(Dataset records begins)
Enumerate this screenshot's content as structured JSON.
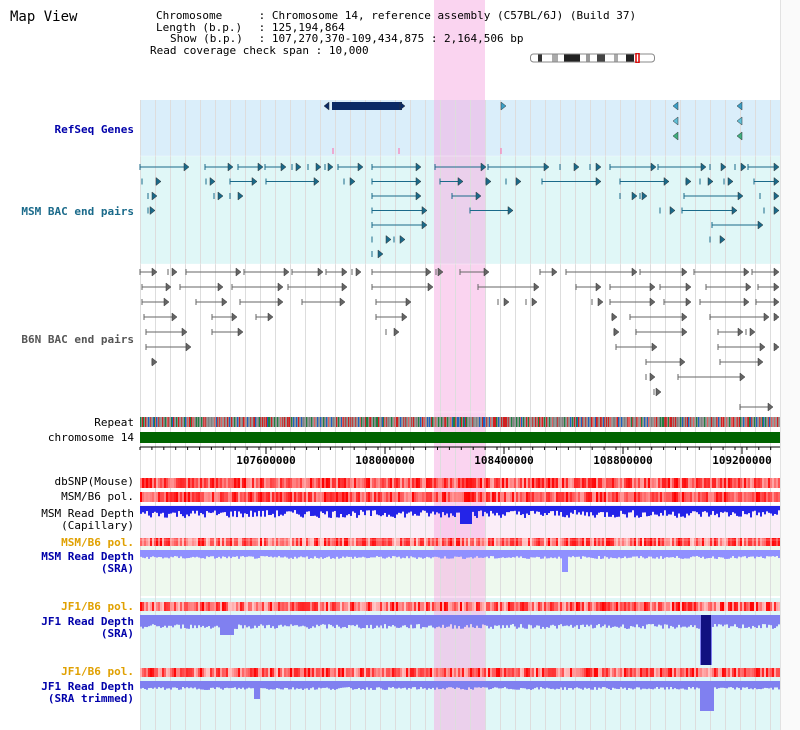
{
  "header": {
    "title": "Map View",
    "chromosome_label": "Chromosome",
    "chromosome_value": "Chromosome 14, reference assembly (C57BL/6J) (Build 37)",
    "length_label": "Length (b.p.)",
    "length_value": "125,194,864",
    "show_label": "Show (b.p.)",
    "show_value": "107,270,370-109,434,875 : 2,164,506 bp",
    "coverage_label": "Read coverage check span",
    "coverage_value": "10,000"
  },
  "tracks": {
    "refseq": "RefSeq Genes",
    "msm_bac": "MSM BAC end pairs",
    "b6n_bac": "B6N BAC end pairs",
    "repeat": "Repeat",
    "chromosome": "chromosome 14",
    "dbsnp": "dbSNP(Mouse)",
    "msm_b6_pol_1": "MSM/B6 pol.",
    "msm_depth_cap_1": "MSM Read Depth",
    "msm_depth_cap_2": "(Capillary)",
    "msm_b6_pol_2": "MSM/B6 pol.",
    "msm_depth_sra_1": "MSM Read Depth",
    "msm_depth_sra_2": "(SRA)",
    "jf1_b6_pol_1": "JF1/B6 pol.",
    "jf1_depth_sra_1": "JF1 Read Depth",
    "jf1_depth_sra_2": "(SRA)",
    "jf1_b6_pol_2": "JF1/B6 pol.",
    "jf1_depth_trim_1": "JF1 Read Depth",
    "jf1_depth_trim_2": "(SRA trimmed)"
  },
  "axis": {
    "ticks": [
      "107600000",
      "108000000",
      "108400000",
      "108800000",
      "109200000"
    ]
  },
  "colors": {
    "refseq_bg": "#daeefa",
    "msm_bg": "#e0f7f7",
    "b6n_bg": "#ffffff",
    "highlight": "#f5aae1",
    "chromosome": "#006400",
    "depth_dark": "#2020ee",
    "depth_light": "#8888ff"
  }
}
(Dataset records ends)
**Task requirements**. The pictures alone are to be left out when the data above is copied; all else must match exactly.

**Response**.
Enumerate this screenshot's content as structured JSON.
{
  "header": {
    "title": "Map View",
    "chromosome_label": "Chromosome",
    "chromosome_value": "Chromosome 14, reference assembly (C57BL/6J) (Build 37)",
    "length_label": "Length (b.p.)",
    "length_value": "125,194,864",
    "show_label": "Show (b.p.)",
    "show_value": "107,270,370-109,434,875 : 2,164,506 bp",
    "coverage_label": "Read coverage check span",
    "coverage_value": "10,000"
  },
  "tracks": {
    "refseq": "RefSeq Genes",
    "msm_bac": "MSM BAC end pairs",
    "b6n_bac": "B6N BAC end pairs",
    "repeat": "Repeat",
    "chromosome": "chromosome 14",
    "dbsnp": "dbSNP(Mouse)",
    "msm_b6_pol_1": "MSM/B6 pol.",
    "msm_depth_cap_1": "MSM Read Depth",
    "msm_depth_cap_2": "(Capillary)",
    "msm_b6_pol_2": "MSM/B6 pol.",
    "msm_depth_sra_1": "MSM Read Depth",
    "msm_depth_sra_2": "(SRA)",
    "jf1_b6_pol_1": "JF1/B6 pol.",
    "jf1_depth_sra_1": "JF1 Read Depth",
    "jf1_depth_sra_2": "(SRA)",
    "jf1_b6_pol_2": "JF1/B6 pol.",
    "jf1_depth_trim_1": "JF1 Read Depth",
    "jf1_depth_trim_2": "(SRA trimmed)"
  },
  "axis": {
    "ticks": [
      "107600000",
      "108000000",
      "108400000",
      "108800000",
      "109200000"
    ]
  },
  "colors": {
    "refseq_bg": "#daeefa",
    "msm_bg": "#e0f7f7",
    "b6n_bg": "#ffffff",
    "highlight": "#f5aae1",
    "chromosome": "#006400",
    "depth_dark": "#2020ee",
    "depth_light": "#8888ff"
  }
}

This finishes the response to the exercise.